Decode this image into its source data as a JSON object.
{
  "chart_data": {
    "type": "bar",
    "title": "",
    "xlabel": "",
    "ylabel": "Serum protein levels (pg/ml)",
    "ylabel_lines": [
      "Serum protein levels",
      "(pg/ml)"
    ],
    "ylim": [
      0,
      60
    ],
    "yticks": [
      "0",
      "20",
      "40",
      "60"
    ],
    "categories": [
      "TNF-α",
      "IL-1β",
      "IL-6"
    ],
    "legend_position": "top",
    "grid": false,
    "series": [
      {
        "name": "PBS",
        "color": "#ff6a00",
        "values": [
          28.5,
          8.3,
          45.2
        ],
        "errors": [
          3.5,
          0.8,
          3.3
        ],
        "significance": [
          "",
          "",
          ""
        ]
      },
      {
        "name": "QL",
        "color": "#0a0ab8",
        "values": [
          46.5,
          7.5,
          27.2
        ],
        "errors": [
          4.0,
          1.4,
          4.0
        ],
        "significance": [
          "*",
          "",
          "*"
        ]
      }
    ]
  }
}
...
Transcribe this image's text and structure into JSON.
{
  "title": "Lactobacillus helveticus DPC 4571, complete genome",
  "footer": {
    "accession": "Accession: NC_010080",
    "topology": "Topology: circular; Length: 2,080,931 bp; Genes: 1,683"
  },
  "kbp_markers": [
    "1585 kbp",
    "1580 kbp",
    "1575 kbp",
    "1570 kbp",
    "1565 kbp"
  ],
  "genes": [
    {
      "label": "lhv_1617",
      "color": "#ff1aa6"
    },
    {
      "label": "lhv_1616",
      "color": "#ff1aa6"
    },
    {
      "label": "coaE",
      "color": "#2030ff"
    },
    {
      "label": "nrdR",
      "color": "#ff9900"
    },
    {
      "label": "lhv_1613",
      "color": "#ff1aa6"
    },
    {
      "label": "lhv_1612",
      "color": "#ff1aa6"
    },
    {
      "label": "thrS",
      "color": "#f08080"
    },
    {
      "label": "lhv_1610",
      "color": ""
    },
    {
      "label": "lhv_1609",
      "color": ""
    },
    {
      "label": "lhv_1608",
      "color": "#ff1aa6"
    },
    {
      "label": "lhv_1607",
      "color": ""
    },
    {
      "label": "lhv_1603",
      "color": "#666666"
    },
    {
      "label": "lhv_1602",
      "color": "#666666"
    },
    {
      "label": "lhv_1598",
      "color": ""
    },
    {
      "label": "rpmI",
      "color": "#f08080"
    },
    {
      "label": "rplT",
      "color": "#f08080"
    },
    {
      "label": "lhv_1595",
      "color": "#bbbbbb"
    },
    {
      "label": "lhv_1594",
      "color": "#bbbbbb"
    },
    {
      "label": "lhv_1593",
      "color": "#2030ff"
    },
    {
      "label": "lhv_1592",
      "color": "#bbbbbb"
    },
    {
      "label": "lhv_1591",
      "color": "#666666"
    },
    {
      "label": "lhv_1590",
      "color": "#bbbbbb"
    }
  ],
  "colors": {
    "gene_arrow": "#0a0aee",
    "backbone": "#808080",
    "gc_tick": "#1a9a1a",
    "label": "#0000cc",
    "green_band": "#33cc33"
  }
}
--
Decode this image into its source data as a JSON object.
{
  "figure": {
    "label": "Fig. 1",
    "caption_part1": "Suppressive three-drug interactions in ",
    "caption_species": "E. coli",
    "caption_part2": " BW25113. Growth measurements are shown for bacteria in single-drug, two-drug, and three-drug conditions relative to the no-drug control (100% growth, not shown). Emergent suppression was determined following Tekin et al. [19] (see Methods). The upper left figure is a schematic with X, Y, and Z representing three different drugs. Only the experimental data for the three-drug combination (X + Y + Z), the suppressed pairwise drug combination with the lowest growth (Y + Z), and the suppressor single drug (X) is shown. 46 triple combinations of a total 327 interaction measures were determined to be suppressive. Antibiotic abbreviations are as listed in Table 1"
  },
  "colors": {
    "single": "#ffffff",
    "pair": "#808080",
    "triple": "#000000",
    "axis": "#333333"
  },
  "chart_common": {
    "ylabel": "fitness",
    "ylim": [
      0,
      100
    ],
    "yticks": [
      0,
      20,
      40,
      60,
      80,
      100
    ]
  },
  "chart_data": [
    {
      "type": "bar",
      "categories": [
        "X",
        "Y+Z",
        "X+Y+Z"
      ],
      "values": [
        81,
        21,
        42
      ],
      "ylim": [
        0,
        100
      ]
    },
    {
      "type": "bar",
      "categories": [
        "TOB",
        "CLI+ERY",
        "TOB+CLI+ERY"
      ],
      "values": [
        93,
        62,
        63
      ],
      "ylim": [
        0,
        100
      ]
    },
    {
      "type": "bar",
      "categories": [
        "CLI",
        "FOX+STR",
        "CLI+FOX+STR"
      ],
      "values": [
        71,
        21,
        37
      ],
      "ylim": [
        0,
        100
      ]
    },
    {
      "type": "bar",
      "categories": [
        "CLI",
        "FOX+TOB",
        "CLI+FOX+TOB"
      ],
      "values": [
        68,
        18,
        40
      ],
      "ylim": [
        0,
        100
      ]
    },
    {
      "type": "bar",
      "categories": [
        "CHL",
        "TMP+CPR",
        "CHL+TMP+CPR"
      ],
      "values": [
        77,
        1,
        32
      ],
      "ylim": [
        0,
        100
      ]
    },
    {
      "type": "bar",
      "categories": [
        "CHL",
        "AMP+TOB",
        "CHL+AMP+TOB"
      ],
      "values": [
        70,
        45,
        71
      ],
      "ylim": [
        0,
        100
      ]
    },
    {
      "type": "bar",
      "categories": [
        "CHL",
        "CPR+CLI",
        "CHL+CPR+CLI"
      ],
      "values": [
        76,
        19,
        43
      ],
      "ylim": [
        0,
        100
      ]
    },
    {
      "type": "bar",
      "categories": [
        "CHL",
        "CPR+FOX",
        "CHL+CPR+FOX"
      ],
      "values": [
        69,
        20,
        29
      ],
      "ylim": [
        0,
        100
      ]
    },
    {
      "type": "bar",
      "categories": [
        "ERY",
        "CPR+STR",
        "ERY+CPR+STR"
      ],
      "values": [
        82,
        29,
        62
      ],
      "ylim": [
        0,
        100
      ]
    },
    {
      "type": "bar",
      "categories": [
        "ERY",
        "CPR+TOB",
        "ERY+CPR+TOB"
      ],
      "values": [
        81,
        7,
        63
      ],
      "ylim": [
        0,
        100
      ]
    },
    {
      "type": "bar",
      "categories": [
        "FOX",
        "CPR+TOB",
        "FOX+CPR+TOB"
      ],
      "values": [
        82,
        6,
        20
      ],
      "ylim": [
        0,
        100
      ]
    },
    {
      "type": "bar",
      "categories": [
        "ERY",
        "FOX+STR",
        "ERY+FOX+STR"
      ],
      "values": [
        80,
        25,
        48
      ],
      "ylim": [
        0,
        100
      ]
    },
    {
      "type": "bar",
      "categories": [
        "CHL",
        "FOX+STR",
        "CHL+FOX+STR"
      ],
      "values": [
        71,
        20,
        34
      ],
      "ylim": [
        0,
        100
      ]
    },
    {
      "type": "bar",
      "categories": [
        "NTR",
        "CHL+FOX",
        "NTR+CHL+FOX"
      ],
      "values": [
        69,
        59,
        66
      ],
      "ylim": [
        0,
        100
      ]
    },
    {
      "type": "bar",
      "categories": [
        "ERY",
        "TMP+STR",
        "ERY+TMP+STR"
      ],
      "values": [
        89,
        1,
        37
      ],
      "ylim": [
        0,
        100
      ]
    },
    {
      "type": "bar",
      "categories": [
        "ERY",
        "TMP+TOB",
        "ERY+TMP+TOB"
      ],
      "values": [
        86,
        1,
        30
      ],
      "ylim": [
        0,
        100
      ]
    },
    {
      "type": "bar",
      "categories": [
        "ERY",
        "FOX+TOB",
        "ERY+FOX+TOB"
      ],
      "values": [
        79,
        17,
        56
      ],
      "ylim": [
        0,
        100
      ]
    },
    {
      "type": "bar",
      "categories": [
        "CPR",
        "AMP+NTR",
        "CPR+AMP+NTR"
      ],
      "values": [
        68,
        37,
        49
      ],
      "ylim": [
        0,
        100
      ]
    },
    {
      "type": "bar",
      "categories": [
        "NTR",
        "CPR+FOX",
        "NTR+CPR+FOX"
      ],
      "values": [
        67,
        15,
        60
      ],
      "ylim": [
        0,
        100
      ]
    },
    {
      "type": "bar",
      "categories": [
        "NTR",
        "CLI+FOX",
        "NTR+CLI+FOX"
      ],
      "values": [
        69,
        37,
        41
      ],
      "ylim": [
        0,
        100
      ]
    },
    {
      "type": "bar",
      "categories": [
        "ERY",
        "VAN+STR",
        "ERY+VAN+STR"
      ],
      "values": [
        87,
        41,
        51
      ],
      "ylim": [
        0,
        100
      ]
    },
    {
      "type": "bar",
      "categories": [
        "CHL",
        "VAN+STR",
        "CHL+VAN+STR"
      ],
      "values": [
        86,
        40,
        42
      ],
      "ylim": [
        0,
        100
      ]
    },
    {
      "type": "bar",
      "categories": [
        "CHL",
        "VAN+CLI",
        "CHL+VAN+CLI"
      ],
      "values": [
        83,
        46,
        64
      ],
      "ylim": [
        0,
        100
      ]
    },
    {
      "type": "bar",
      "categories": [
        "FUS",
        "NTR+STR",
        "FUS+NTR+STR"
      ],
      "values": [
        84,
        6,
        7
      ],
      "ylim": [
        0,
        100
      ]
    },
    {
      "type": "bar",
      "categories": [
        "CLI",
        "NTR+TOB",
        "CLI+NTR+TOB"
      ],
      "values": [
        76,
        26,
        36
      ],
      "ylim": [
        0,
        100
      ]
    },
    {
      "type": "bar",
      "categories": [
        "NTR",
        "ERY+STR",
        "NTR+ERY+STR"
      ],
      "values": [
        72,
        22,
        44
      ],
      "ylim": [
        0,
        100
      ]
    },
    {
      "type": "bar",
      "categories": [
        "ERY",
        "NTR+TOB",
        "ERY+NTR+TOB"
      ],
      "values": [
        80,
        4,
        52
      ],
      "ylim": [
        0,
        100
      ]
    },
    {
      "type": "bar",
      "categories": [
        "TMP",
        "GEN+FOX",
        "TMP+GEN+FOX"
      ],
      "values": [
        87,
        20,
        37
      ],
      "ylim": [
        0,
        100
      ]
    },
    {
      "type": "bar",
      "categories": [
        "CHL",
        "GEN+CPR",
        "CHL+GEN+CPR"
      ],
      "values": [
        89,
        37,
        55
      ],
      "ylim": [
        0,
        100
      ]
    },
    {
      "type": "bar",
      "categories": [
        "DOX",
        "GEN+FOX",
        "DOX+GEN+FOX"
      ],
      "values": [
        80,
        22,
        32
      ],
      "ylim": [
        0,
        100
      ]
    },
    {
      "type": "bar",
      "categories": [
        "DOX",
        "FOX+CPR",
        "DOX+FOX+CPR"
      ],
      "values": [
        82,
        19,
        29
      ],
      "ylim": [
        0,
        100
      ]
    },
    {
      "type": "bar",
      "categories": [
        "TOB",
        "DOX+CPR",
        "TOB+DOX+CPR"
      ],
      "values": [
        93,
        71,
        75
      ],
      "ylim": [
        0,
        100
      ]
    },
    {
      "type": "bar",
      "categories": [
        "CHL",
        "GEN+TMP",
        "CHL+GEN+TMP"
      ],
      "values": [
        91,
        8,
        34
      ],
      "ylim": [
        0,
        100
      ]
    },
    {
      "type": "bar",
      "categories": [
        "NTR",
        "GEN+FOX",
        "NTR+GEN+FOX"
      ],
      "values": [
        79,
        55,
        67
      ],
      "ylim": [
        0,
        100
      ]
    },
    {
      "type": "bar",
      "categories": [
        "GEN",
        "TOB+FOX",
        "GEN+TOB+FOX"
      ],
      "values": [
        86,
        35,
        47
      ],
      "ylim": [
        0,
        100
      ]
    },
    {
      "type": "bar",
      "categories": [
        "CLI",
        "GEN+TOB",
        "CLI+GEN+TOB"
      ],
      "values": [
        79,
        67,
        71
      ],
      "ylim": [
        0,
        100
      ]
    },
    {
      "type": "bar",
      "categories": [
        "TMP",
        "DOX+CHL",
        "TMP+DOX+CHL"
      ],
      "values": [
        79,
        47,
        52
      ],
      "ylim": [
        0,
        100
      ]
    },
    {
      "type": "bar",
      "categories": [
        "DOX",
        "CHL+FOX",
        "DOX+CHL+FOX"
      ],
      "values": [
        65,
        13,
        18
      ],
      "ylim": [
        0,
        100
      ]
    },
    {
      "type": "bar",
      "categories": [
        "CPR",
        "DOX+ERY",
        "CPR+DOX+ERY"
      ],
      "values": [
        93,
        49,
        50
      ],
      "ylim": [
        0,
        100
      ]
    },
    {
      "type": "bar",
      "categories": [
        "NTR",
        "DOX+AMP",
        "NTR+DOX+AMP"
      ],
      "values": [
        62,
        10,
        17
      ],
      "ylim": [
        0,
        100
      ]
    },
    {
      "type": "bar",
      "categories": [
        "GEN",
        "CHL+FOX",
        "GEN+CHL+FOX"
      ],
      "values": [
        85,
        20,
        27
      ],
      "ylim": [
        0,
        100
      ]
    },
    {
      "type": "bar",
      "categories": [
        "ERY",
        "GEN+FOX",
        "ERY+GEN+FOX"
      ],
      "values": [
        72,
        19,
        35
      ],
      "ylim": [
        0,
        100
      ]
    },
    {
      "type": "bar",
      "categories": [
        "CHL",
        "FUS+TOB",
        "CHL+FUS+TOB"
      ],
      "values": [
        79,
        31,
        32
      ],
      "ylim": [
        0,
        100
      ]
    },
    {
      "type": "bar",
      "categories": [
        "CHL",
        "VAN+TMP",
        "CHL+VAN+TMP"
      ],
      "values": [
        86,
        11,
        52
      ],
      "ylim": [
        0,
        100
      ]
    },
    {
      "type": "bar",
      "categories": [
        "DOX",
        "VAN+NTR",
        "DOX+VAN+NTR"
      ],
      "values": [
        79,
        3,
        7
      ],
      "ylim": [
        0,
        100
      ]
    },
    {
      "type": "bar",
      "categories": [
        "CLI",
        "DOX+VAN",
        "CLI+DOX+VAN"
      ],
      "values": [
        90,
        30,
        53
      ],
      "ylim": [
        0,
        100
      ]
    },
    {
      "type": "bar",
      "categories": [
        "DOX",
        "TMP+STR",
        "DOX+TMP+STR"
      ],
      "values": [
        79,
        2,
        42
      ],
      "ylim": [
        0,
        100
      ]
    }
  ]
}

Your instructions
What is the number of lines in the listing that hold "title"? Give that number and nothing more.

Result of the task
2